> [Prompt]:
Output all of the records exactly as written.

> [Given records]:
# # #

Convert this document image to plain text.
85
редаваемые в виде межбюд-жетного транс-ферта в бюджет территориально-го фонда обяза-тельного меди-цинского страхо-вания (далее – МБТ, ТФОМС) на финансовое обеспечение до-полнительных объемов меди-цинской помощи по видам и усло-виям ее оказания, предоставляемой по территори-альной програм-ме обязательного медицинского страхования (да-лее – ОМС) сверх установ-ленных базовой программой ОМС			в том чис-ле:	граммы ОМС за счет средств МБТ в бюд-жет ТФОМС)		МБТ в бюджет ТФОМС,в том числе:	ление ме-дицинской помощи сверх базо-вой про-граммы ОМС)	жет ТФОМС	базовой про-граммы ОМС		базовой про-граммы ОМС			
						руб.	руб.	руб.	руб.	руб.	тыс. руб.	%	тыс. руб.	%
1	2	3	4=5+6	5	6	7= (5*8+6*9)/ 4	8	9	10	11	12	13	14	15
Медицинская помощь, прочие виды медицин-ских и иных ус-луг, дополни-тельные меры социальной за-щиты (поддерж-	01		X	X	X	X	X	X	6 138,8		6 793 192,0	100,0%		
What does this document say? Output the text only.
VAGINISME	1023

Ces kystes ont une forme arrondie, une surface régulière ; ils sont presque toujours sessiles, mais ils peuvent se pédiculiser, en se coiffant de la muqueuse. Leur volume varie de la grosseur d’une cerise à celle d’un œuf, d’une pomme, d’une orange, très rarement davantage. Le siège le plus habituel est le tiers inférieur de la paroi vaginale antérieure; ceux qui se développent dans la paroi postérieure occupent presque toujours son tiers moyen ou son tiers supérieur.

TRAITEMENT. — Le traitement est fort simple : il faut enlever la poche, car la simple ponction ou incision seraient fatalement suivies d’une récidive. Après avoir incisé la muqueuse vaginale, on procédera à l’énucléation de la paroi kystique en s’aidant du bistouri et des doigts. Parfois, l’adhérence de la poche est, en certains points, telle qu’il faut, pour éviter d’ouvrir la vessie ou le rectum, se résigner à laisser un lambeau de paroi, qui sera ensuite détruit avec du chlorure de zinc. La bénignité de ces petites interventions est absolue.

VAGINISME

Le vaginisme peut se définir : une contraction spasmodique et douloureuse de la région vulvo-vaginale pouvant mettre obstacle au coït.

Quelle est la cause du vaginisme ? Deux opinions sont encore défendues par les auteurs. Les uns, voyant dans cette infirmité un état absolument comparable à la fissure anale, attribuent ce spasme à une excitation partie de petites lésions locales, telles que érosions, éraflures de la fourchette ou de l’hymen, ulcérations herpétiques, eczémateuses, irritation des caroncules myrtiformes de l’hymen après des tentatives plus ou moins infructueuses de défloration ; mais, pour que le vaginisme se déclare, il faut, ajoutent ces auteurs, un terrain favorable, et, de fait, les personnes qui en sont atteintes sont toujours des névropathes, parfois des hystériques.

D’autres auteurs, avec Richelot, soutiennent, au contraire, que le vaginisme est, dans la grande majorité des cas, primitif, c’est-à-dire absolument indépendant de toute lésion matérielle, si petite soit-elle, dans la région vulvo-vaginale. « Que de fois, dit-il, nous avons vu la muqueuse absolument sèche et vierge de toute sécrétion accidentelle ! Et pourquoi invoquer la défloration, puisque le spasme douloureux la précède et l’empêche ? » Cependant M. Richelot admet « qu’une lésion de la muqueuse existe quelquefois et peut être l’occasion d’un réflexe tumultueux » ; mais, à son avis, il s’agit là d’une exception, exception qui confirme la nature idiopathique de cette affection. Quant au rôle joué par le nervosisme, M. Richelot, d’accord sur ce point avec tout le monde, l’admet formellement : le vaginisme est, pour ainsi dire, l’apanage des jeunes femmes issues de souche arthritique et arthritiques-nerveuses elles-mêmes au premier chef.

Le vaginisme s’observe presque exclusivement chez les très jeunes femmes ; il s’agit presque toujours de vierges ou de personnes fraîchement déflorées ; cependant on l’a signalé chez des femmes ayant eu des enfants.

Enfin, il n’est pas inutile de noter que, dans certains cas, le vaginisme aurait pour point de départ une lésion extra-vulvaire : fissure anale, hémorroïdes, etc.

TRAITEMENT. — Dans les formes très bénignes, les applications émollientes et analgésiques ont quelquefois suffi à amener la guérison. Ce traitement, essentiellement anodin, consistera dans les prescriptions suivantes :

# # #

> [The answer]:
Convert this document image to plain text.
85
редаваемые в виде межбюд-жетного транс-ферта в бюджет территориально-го фонда обяза-тельного меди-цинского страхо-вания (далее – МБТ, ТФОМС) на финансовое обеспечение до-полнительных объемов меди-цинской помощи по видам и усло-виям ее оказания, предоставляемой по территори-альной програм-ме обязательного медицинского страхования (да-лее – ОМС) сверх установ-ленных базовой программой ОМС			в том чис-ле:	граммы ОМС за счет средств МБТ в бюд-жет ТФОМС)		МБТ в бюджет ТФОМС,в том числе:	ление ме-дицинской помощи сверх базо-вой про-граммы ОМС)	жет ТФОМС	базовой про-граммы ОМС		базовой про-граммы ОМС			
						руб.	руб.	руб.	руб.	руб.	тыс. руб.	%	тыс. руб.	%
1	2	3	4=5+6	5	6	7= (5*8+6*9)/ 4	8	9	10	11	12	13	14	15
Медицинская помощь, прочие виды медицин-ских и иных ус-луг, дополни-тельные меры социальной за-щиты (поддерж-	01		X	X	X	X	X	X	6 138,8		6 793 192,0	100,0%		
What does this document say? Output the text only.
VAGINISME	1023

Ces kystes ont une forme arrondie, une surface régulière ; ils sont presque toujours sessiles, mais ils peuvent se pédiculiser, en se coiffant de la muqueuse. Leur volume varie de la grosseur d’une cerise à celle d’un œuf, d’une pomme, d’une orange, très rarement davantage. Le siège le plus habituel est le tiers inférieur de la paroi vaginale antérieure; ceux qui se développent dans la paroi postérieure occupent presque toujours son tiers moyen ou son tiers supérieur.

TRAITEMENT. — Le traitement est fort simple : il faut enlever la poche, car la simple ponction ou incision seraient fatalement suivies d’une récidive. Après avoir incisé la muqueuse vaginale, on procédera à l’énucléation de la paroi kystique en s’aidant du bistouri et des doigts. Parfois, l’adhérence de la poche est, en certains points, telle qu’il faut, pour éviter d’ouvrir la vessie ou le rectum, se résigner à laisser un lambeau de paroi, qui sera ensuite détruit avec du chlorure de zinc. La bénignité de ces petites interventions est absolue.

VAGINISME

Le vaginisme peut se définir : une contraction spasmodique et douloureuse de la région vulvo-vaginale pouvant mettre obstacle au coït.

Quelle est la cause du vaginisme ? Deux opinions sont encore défendues par les auteurs. Les uns, voyant dans cette infirmité un état absolument comparable à la fissure anale, attribuent ce spasme à une excitation partie de petites lésions locales, telles que érosions, éraflures de la fourchette ou de l’hymen, ulcérations herpétiques, eczémateuses, irritation des caroncules myrtiformes de l’hymen après des tentatives plus ou moins infructueuses de défloration ; mais, pour que le vaginisme se déclare, il faut, ajoutent ces auteurs, un terrain favorable, et, de fait, les personnes qui en sont atteintes sont toujours des névropathes, parfois des hystériques.

D’autres auteurs, avec Richelot, soutiennent, au contraire, que le vaginisme est, dans la grande majorité des cas, primitif, c’est-à-dire absolument indépendant de toute lésion matérielle, si petite soit-elle, dans la région vulvo-vaginale. « Que de fois, dit-il, nous avons vu la muqueuse absolument sèche et vierge de toute sécrétion accidentelle ! Et pourquoi invoquer la défloration, puisque le spasme douloureux la précède et l’empêche ? » Cependant M. Richelot admet « qu’une lésion de la muqueuse existe quelquefois et peut être l’occasion d’un réflexe tumultueux » ; mais, à son avis, il s’agit là d’une exception, exception qui confirme la nature idiopathique de cette affection. Quant au rôle joué par le nervosisme, M. Richelot, d’accord sur ce point avec tout le monde, l’admet formellement : le vaginisme est, pour ainsi dire, l’apanage des jeunes femmes issues de souche arthritique et arthritiques-nerveuses elles-mêmes au premier chef.

Le vaginisme s’observe presque exclusivement chez les très jeunes femmes ; il s’agit presque toujours de vierges ou de personnes fraîchement déflorées ; cependant on l’a signalé chez des femmes ayant eu des enfants.

Enfin, il n’est pas inutile de noter que, dans certains cas, le vaginisme aurait pour point de départ une lésion extra-vulvaire : fissure anale, hémorroïdes, etc.

TRAITEMENT. — Dans les formes très bénignes, les applications émollientes et analgésiques ont quelquefois suffi à amener la guérison. Ce traitement, essentiellement anodin, consistera dans les prescriptions suivantes :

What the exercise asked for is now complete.